Data items:
_____

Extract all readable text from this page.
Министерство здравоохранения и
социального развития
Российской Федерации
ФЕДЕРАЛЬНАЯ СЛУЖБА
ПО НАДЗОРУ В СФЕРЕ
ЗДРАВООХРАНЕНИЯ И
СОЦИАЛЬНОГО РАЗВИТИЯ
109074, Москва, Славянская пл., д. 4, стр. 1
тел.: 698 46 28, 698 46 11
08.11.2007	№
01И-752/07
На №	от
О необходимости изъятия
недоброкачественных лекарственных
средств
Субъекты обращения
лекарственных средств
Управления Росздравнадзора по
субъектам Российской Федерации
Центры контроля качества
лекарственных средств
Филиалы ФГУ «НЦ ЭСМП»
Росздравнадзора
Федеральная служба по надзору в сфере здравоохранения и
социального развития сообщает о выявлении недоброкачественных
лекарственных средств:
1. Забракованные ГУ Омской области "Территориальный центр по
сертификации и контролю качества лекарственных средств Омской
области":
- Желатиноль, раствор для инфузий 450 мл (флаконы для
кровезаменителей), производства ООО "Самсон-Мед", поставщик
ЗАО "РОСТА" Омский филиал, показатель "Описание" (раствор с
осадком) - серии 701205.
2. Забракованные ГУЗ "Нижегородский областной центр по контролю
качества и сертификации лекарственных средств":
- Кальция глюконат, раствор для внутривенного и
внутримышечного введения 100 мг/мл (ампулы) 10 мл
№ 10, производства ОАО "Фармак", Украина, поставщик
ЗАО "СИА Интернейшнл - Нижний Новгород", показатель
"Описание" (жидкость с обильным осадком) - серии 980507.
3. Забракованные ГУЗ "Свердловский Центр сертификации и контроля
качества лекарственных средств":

_____

◆ **Problem statement**
Reproduce each record exactly, leaving nothing out.

◆ **Output of the task**
Extract all readable text from this page.
Министерство здравоохранения и
социального развития
Российской Федерации
ФЕДЕРАЛЬНАЯ СЛУЖБА
ПО НАДЗОРУ В СФЕРЕ
ЗДРАВООХРАНЕНИЯ И
СОЦИАЛЬНОГО РАЗВИТИЯ
109074, Москва, Славянская пл., д. 4, стр. 1
тел.: 698 46 28, 698 46 11
08.11.2007	№
01И-752/07
На №	от
О необходимости изъятия
недоброкачественных лекарственных
средств
Субъекты обращения
лекарственных средств
Управления Росздравнадзора по
субъектам Российской Федерации
Центры контроля качества
лекарственных средств
Филиалы ФГУ «НЦ ЭСМП»
Росздравнадзора
Федеральная служба по надзору в сфере здравоохранения и
социального развития сообщает о выявлении недоброкачественных
лекарственных средств:
1. Забракованные ГУ Омской области "Территориальный центр по
сертификации и контролю качества лекарственных средств Омской
области":
- Желатиноль, раствор для инфузий 450 мл (флаконы для
кровезаменителей), производства ООО "Самсон-Мед", поставщик
ЗАО "РОСТА" Омский филиал, показатель "Описание" (раствор с
осадком) - серии 701205.
2. Забракованные ГУЗ "Нижегородский областной центр по контролю
качества и сертификации лекарственных средств":
- Кальция глюконат, раствор для внутривенного и
внутримышечного введения 100 мг/мл (ампулы) 10 мл
№ 10, производства ОАО "Фармак", Украина, поставщик
ЗАО "СИА Интернейшнл - Нижний Новгород", показатель
"Описание" (жидкость с обильным осадком) - серии 980507.
3. Забракованные ГУЗ "Свердловский Центр сертификации и контроля
качества лекарственных средств":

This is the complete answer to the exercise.